### [Task instructions]
Each record below is to be reproduced without any change.

-- START Extracted data --

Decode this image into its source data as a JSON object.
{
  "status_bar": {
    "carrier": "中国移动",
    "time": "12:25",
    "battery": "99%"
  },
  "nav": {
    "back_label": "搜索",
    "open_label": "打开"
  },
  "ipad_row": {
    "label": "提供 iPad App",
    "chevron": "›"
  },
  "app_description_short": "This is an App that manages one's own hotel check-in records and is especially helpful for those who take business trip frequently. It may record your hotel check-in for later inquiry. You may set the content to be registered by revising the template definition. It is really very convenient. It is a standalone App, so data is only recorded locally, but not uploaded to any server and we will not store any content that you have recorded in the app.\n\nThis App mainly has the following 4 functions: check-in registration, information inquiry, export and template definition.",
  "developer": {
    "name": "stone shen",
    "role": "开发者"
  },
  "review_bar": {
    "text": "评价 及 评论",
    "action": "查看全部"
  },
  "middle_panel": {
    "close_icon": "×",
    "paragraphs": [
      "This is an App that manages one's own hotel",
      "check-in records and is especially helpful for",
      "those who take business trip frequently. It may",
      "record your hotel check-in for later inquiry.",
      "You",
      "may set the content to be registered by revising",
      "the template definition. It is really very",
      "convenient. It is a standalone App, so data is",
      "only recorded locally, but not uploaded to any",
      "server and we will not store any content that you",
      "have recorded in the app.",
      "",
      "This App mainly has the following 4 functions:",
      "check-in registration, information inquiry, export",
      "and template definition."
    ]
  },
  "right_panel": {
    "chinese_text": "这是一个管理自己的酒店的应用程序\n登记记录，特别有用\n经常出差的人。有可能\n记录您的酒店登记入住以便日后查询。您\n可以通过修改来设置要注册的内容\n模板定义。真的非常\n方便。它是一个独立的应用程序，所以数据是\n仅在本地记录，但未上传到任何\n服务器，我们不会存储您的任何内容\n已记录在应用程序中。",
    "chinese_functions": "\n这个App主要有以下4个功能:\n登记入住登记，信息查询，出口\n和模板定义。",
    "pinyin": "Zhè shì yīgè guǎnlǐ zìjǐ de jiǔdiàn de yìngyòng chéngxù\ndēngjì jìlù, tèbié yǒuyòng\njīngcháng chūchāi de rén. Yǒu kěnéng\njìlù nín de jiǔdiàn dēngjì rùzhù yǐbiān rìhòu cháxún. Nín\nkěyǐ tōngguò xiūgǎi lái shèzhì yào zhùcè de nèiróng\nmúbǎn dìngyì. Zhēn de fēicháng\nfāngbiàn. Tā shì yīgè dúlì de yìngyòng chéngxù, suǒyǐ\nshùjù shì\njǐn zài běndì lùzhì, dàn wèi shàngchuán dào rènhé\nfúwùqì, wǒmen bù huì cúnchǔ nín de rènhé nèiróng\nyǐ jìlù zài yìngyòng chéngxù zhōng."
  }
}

-- END Extracted data --

### [Exercise response]
Decode this image into its source data as a JSON object.
{
  "status_bar": {
    "carrier": "中国移动",
    "time": "12:25",
    "battery": "99%"
  },
  "nav": {
    "back_label": "搜索",
    "open_label": "打开"
  },
  "ipad_row": {
    "label": "提供 iPad App",
    "chevron": "›"
  },
  "app_description_short": "This is an App that manages one's own hotel check-in records and is especially helpful for those who take business trip frequently. It may record your hotel check-in for later inquiry. You may set the content to be registered by revising the template definition. It is really very convenient. It is a standalone App, so data is only recorded locally, but not uploaded to any server and we will not store any content that you have recorded in the app.\n\nThis App mainly has the following 4 functions: check-in registration, information inquiry, export and template definition.",
  "developer": {
    "name": "stone shen",
    "role": "开发者"
  },
  "review_bar": {
    "text": "评价 及 评论",
    "action": "查看全部"
  },
  "middle_panel": {
    "close_icon": "×",
    "paragraphs": [
      "This is an App that manages one's own hotel",
      "check-in records and is especially helpful for",
      "those who take business trip frequently. It may",
      "record your hotel check-in for later inquiry.",
      "You",
      "may set the content to be registered by revising",
      "the template definition. It is really very",
      "convenient. It is a standalone App, so data is",
      "only recorded locally, but not uploaded to any",
      "server and we will not store any content that you",
      "have recorded in the app.",
      "",
      "This App mainly has the following 4 functions:",
      "check-in registration, information inquiry, export",
      "and template definition."
    ]
  },
  "right_panel": {
    "chinese_text": "这是一个管理自己的酒店的应用程序\n登记记录，特别有用\n经常出差的人。有可能\n记录您的酒店登记入住以便日后查询。您\n可以通过修改来设置要注册的内容\n模板定义。真的非常\n方便。它是一个独立的应用程序，所以数据是\n仅在本地记录，但未上传到任何\n服务器，我们不会存储您的任何内容\n已记录在应用程序中。",
    "chinese_functions": "\n这个App主要有以下4个功能:\n登记入住登记，信息查询，出口\n和模板定义。",
    "pinyin": "Zhè shì yīgè guǎnlǐ zìjǐ de jiǔdiàn de yìngyòng chéngxù\ndēngjì jìlù, tèbié yǒuyòng\njīngcháng chūchāi de rén. Yǒu kěnéng\njìlù nín de jiǔdiàn dēngjì rùzhù yǐbiān rìhòu cháxún. Nín\nkěyǐ tōngguò xiūgǎi lái shèzhì yào zhùcè de nèiróng\nmúbǎn dìngyì. Zhēn de fēicháng\nfāngbiàn. Tā shì yīgè dúlì de yìngyòng chéngxù, suǒyǐ\nshùjù shì\njǐn zài běndì lùzhì, dàn wèi shàngchuán dào rènhé\nfúwùqì, wǒmen bù huì cúnchǔ nín de rènhé nèiróng\nyǐ jìlù zài yìngyòng chéngxù zhōng."
  }
}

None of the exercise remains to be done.